Exercise aim: Make an exact copy of all the material below, apart from the pictures.

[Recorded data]
===
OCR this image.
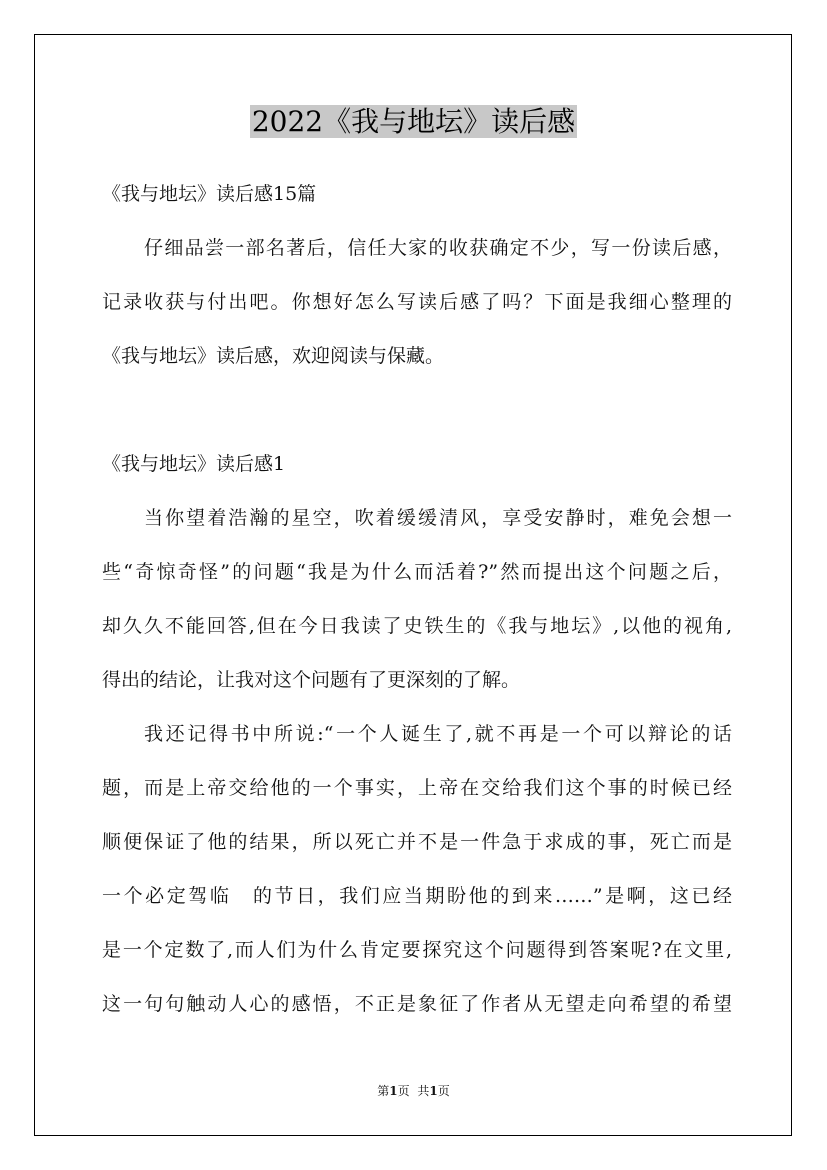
2022《我与地坛》读后感
《我与地坛》读后感15篇
仔细品尝一部名著后，信任大家的收获确定不少，写一份读后感，
记录收获与付出吧。你想好怎么写读后感了吗？下面是我细心整理的
《我与地坛》读后感，欢迎阅读与保藏。
《我与地坛》读后感1
当你望着浩瀚的星空，吹着缓缓清风，享受安静时，难免会想一
些“奇惊奇怪”的问题“我是为什么而活着?”然而提出这个问题之后，
却久久不能回答,但在今日我读了史铁生的《我与地坛》,以他的视角,
得出的结论，让我对这个问题有了更深刻的了解。
我还记得书中所说:“一个人诞生了,就不再是一个可以辩论的话
题，而是上帝交给他的一个事实，上帝在交给我们这个事的时候已经
顺便保证了他的结果，所以死亡并不是一件急于求成的事，死亡而是
一个必定驾临　的节日，我们应当期盼他的到来……”是啊，这已经
是一个定数了,而人们为什么肯定要探究这个问题得到答案呢?在文里,
这一句句触动人心的感悟，不正是象征了作者从无望走向希望的希望
第1页 共1页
===
Response below:
OCR this image.
2022《我与地坛》读后感
《我与地坛》读后感15篇
仔细品尝一部名著后，信任大家的收获确定不少，写一份读后感，
记录收获与付出吧。你想好怎么写读后感了吗？下面是我细心整理的
《我与地坛》读后感，欢迎阅读与保藏。
《我与地坛》读后感1
当你望着浩瀚的星空，吹着缓缓清风，享受安静时，难免会想一
些“奇惊奇怪”的问题“我是为什么而活着?”然而提出这个问题之后，
却久久不能回答,但在今日我读了史铁生的《我与地坛》,以他的视角,
得出的结论，让我对这个问题有了更深刻的了解。
我还记得书中所说:“一个人诞生了,就不再是一个可以辩论的话
题，而是上帝交给他的一个事实，上帝在交给我们这个事的时候已经
顺便保证了他的结果，所以死亡并不是一件急于求成的事，死亡而是
一个必定驾临　的节日，我们应当期盼他的到来……”是啊，这已经
是一个定数了,而人们为什么肯定要探究这个问题得到答案呢?在文里,
这一句句触动人心的感悟，不正是象征了作者从无望走向希望的希望
第1页 共1页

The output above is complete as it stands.